— Start of DATA EXCERPTS —

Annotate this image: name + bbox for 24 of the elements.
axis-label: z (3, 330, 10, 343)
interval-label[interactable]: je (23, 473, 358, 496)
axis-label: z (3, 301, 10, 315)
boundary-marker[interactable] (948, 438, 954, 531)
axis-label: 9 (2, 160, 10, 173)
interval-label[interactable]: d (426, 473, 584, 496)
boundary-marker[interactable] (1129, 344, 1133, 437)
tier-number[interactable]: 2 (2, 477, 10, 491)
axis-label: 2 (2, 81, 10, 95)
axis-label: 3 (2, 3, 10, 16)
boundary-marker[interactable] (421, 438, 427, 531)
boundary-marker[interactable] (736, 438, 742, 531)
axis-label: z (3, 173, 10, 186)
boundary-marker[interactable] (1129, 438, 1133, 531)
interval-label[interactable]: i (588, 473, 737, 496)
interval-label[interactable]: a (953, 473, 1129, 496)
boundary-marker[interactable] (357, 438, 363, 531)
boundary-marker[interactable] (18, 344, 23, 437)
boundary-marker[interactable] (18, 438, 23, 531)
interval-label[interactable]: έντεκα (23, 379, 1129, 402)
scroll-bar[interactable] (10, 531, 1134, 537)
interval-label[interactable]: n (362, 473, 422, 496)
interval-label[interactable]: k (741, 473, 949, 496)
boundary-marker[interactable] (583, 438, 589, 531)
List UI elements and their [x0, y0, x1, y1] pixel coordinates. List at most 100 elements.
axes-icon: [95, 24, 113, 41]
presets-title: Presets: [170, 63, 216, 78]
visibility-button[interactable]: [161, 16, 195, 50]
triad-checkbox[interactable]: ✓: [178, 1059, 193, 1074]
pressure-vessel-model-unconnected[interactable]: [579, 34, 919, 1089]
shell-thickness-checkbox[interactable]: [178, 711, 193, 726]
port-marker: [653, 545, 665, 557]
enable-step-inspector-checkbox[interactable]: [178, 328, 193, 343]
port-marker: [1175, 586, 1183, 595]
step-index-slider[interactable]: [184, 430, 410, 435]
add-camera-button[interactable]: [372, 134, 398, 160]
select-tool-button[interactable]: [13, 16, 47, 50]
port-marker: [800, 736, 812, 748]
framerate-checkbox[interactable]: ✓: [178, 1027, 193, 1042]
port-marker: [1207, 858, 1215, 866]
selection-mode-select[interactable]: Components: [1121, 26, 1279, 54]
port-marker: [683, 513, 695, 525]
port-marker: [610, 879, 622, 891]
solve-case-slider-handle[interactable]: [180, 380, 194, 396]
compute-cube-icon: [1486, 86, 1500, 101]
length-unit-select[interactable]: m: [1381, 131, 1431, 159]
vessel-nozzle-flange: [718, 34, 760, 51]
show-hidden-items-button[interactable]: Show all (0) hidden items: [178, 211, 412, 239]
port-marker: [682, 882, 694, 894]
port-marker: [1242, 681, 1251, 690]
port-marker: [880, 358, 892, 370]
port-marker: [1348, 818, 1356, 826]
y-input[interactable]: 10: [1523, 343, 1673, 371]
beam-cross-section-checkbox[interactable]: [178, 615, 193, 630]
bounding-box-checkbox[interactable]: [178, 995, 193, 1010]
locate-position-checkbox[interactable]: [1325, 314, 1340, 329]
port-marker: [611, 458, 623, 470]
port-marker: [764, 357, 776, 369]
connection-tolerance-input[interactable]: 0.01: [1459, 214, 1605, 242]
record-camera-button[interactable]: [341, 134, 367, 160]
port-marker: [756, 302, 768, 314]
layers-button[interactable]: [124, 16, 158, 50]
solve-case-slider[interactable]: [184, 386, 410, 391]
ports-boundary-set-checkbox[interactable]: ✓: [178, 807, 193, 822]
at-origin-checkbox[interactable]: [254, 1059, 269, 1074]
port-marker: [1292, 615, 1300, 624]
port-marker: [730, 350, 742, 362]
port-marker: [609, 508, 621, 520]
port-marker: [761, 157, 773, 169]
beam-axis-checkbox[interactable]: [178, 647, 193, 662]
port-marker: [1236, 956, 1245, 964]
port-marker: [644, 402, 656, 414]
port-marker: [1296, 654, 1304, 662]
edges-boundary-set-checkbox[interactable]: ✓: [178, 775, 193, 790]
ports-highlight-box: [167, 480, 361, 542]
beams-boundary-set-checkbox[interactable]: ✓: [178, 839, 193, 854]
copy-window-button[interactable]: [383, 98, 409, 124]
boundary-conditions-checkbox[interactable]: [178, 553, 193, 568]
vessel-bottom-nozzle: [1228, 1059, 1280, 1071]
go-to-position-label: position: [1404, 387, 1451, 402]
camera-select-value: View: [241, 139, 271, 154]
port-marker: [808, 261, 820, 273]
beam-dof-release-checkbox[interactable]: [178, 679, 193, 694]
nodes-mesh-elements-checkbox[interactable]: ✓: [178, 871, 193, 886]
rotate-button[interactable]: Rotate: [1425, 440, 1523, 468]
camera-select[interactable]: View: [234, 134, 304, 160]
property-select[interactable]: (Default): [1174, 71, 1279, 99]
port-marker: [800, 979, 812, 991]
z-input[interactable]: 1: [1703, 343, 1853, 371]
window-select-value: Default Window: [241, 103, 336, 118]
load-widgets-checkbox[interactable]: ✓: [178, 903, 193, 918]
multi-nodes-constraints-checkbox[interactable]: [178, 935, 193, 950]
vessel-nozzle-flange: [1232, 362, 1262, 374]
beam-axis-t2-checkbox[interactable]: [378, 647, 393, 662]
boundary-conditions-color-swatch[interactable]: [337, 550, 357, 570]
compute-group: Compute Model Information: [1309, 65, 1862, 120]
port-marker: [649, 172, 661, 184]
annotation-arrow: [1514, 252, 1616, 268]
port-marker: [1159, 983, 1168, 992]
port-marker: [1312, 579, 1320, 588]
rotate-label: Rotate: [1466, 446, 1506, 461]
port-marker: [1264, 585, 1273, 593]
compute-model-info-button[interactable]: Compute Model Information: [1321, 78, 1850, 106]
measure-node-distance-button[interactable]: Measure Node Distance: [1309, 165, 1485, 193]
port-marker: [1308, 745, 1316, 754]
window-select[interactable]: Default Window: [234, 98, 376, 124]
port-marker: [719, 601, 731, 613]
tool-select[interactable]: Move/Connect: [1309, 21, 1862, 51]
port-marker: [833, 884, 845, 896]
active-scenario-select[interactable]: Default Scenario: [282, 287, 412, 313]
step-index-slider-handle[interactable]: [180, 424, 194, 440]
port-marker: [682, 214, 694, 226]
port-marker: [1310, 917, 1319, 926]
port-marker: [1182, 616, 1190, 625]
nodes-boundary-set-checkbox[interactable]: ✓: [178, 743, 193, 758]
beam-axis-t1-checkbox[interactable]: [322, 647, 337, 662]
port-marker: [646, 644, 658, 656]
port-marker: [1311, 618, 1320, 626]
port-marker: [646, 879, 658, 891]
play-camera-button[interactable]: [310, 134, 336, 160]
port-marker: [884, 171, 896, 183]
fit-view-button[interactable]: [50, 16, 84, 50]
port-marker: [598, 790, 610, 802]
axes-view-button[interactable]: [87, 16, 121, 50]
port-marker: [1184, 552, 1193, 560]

— End of DATA EXCERPTS —

- **TASK DESCRIPTION**:
Reproduce all of the lines above without any changes.

- **EXPECTED ANSWER**:
Annotate this image: name + bbox for 24 of the elements.
axis-label: z (3, 330, 10, 343)
interval-label[interactable]: je (23, 473, 358, 496)
axis-label: z (3, 301, 10, 315)
boundary-marker[interactable] (948, 438, 954, 531)
axis-label: 9 (2, 160, 10, 173)
interval-label[interactable]: d (426, 473, 584, 496)
boundary-marker[interactable] (1129, 344, 1133, 437)
tier-number[interactable]: 2 (2, 477, 10, 491)
axis-label: 2 (2, 81, 10, 95)
axis-label: 3 (2, 3, 10, 16)
boundary-marker[interactable] (421, 438, 427, 531)
boundary-marker[interactable] (736, 438, 742, 531)
axis-label: z (3, 173, 10, 186)
boundary-marker[interactable] (1129, 438, 1133, 531)
interval-label[interactable]: i (588, 473, 737, 496)
interval-label[interactable]: a (953, 473, 1129, 496)
boundary-marker[interactable] (357, 438, 363, 531)
boundary-marker[interactable] (18, 344, 23, 437)
boundary-marker[interactable] (18, 438, 23, 531)
interval-label[interactable]: έντεκα (23, 379, 1129, 402)
scroll-bar[interactable] (10, 531, 1134, 537)
interval-label[interactable]: n (362, 473, 422, 496)
interval-label[interactable]: k (741, 473, 949, 496)
boundary-marker[interactable] (583, 438, 589, 531)
List UI elements and their [x0, y0, x1, y1] pixel coordinates. List at most 100 elements.
axes-icon: [95, 24, 113, 41]
presets-title: Presets: [170, 63, 216, 78]
visibility-button[interactable]: [161, 16, 195, 50]
triad-checkbox[interactable]: ✓: [178, 1059, 193, 1074]
pressure-vessel-model-unconnected[interactable]: [579, 34, 919, 1089]
shell-thickness-checkbox[interactable]: [178, 711, 193, 726]
port-marker: [653, 545, 665, 557]
enable-step-inspector-checkbox[interactable]: [178, 328, 193, 343]
port-marker: [1175, 586, 1183, 595]
step-index-slider[interactable]: [184, 430, 410, 435]
add-camera-button[interactable]: [372, 134, 398, 160]
select-tool-button[interactable]: [13, 16, 47, 50]
port-marker: [800, 736, 812, 748]
framerate-checkbox[interactable]: ✓: [178, 1027, 193, 1042]
port-marker: [1207, 858, 1215, 866]
selection-mode-select[interactable]: Components: [1121, 26, 1279, 54]
port-marker: [683, 513, 695, 525]
port-marker: [610, 879, 622, 891]
solve-case-slider-handle[interactable]: [180, 380, 194, 396]
compute-cube-icon: [1486, 86, 1500, 101]
length-unit-select[interactable]: m: [1381, 131, 1431, 159]
vessel-nozzle-flange: [718, 34, 760, 51]
show-hidden-items-button[interactable]: Show all (0) hidden items: [178, 211, 412, 239]
port-marker: [682, 882, 694, 894]
port-marker: [1242, 681, 1251, 690]
port-marker: [880, 358, 892, 370]
port-marker: [1348, 818, 1356, 826]
y-input[interactable]: 10: [1523, 343, 1673, 371]
beam-cross-section-checkbox[interactable]: [178, 615, 193, 630]
bounding-box-checkbox[interactable]: [178, 995, 193, 1010]
locate-position-checkbox[interactable]: [1325, 314, 1340, 329]
port-marker: [611, 458, 623, 470]
port-marker: [764, 357, 776, 369]
connection-tolerance-input[interactable]: 0.01: [1459, 214, 1605, 242]
record-camera-button[interactable]: [341, 134, 367, 160]
port-marker: [756, 302, 768, 314]
layers-button[interactable]: [124, 16, 158, 50]
solve-case-slider[interactable]: [184, 386, 410, 391]
ports-boundary-set-checkbox[interactable]: ✓: [178, 807, 193, 822]
at-origin-checkbox[interactable]: [254, 1059, 269, 1074]
port-marker: [1292, 615, 1300, 624]
port-marker: [730, 350, 742, 362]
port-marker: [609, 508, 621, 520]
port-marker: [761, 157, 773, 169]
beam-axis-checkbox[interactable]: [178, 647, 193, 662]
port-marker: [1236, 956, 1245, 964]
port-marker: [644, 402, 656, 414]
port-marker: [1296, 654, 1304, 662]
edges-boundary-set-checkbox[interactable]: ✓: [178, 775, 193, 790]
ports-highlight-box: [167, 480, 361, 542]
beams-boundary-set-checkbox[interactable]: ✓: [178, 839, 193, 854]
copy-window-button[interactable]: [383, 98, 409, 124]
boundary-conditions-checkbox[interactable]: [178, 553, 193, 568]
vessel-bottom-nozzle: [1228, 1059, 1280, 1071]
go-to-position-label: position: [1404, 387, 1451, 402]
camera-select-value: View: [241, 139, 271, 154]
port-marker: [808, 261, 820, 273]
beam-dof-release-checkbox[interactable]: [178, 679, 193, 694]
nodes-mesh-elements-checkbox[interactable]: ✓: [178, 871, 193, 886]
rotate-button[interactable]: Rotate: [1425, 440, 1523, 468]
camera-select[interactable]: View: [234, 134, 304, 160]
property-select[interactable]: (Default): [1174, 71, 1279, 99]
port-marker: [800, 979, 812, 991]
z-input[interactable]: 1: [1703, 343, 1853, 371]
window-select-value: Default Window: [241, 103, 336, 118]
load-widgets-checkbox[interactable]: ✓: [178, 903, 193, 918]
multi-nodes-constraints-checkbox[interactable]: [178, 935, 193, 950]
vessel-nozzle-flange: [1232, 362, 1262, 374]
beam-axis-t2-checkbox[interactable]: [378, 647, 393, 662]
boundary-conditions-color-swatch[interactable]: [337, 550, 357, 570]
compute-group: Compute Model Information: [1309, 65, 1862, 120]
port-marker: [649, 172, 661, 184]
annotation-arrow: [1514, 252, 1616, 268]
port-marker: [1159, 983, 1168, 992]
port-marker: [1312, 579, 1320, 588]
rotate-label: Rotate: [1466, 446, 1506, 461]
port-marker: [1264, 585, 1273, 593]
compute-model-info-button[interactable]: Compute Model Information: [1321, 78, 1850, 106]
measure-node-distance-button[interactable]: Measure Node Distance: [1309, 165, 1485, 193]
port-marker: [1308, 745, 1316, 754]
window-select[interactable]: Default Window: [234, 98, 376, 124]
port-marker: [719, 601, 731, 613]
tool-select[interactable]: Move/Connect: [1309, 21, 1862, 51]
port-marker: [833, 884, 845, 896]
active-scenario-select[interactable]: Default Scenario: [282, 287, 412, 313]
step-index-slider-handle[interactable]: [180, 424, 194, 440]
port-marker: [682, 214, 694, 226]
port-marker: [1310, 917, 1319, 926]
port-marker: [1182, 616, 1190, 625]
nodes-boundary-set-checkbox[interactable]: ✓: [178, 743, 193, 758]
beam-axis-t1-checkbox[interactable]: [322, 647, 337, 662]
port-marker: [646, 644, 658, 656]
port-marker: [1311, 618, 1320, 626]
port-marker: [646, 879, 658, 891]
play-camera-button[interactable]: [310, 134, 336, 160]
port-marker: [884, 171, 896, 183]
fit-view-button[interactable]: [50, 16, 84, 50]
port-marker: [598, 790, 610, 802]
axes-view-button[interactable]: [87, 16, 121, 50]
port-marker: [1184, 552, 1193, 560]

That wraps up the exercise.